Task to complete: Report each line of the data that has "Package" somewhere in it.

— start Supplied information —

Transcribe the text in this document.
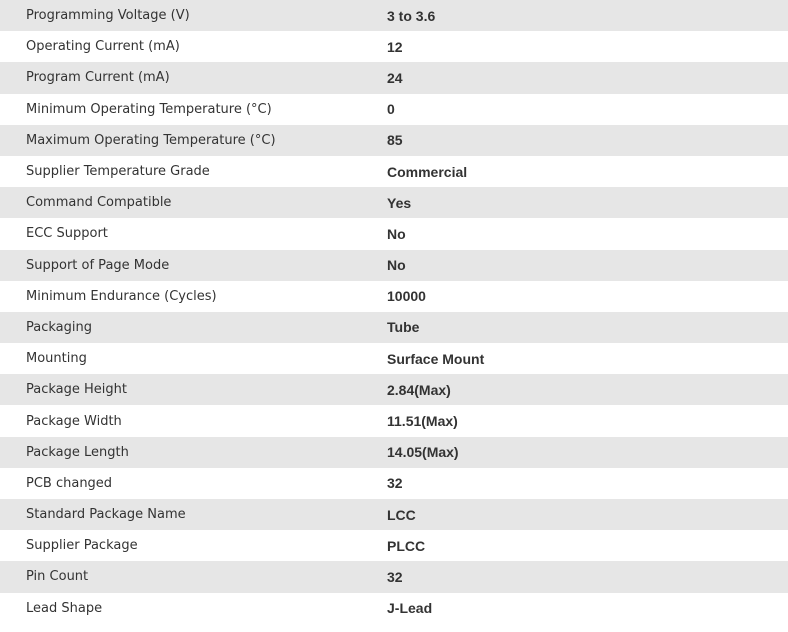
Programming Voltage (V)	3 to 3.6
Operating Current (mA)	12
Program Current (mA)	24
Minimum Operating Temperature (°C)	0
Maximum Operating Temperature (°C)	85
Supplier Temperature Grade	Commercial
Command Compatible	Yes
ECC Support	No
Support of Page Mode	No
Minimum Endurance (Cycles)	10000
Packaging	Tube
Mounting	Surface Mount
Package Height	2.84(Max)
Package Width	11.51(Max)
Package Length	14.05(Max)
PCB changed	32
Standard Package Name	LCC
Supplier Package	PLCC
Pin Count	32
Lead Shape	J-Lead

— end Supplied information —

The response:
Package Height	2.84(Max)
Package Width	11.51(Max)
Package Length	14.05(Max)
Standard Package Name	LCC
Supplier Package	PLCC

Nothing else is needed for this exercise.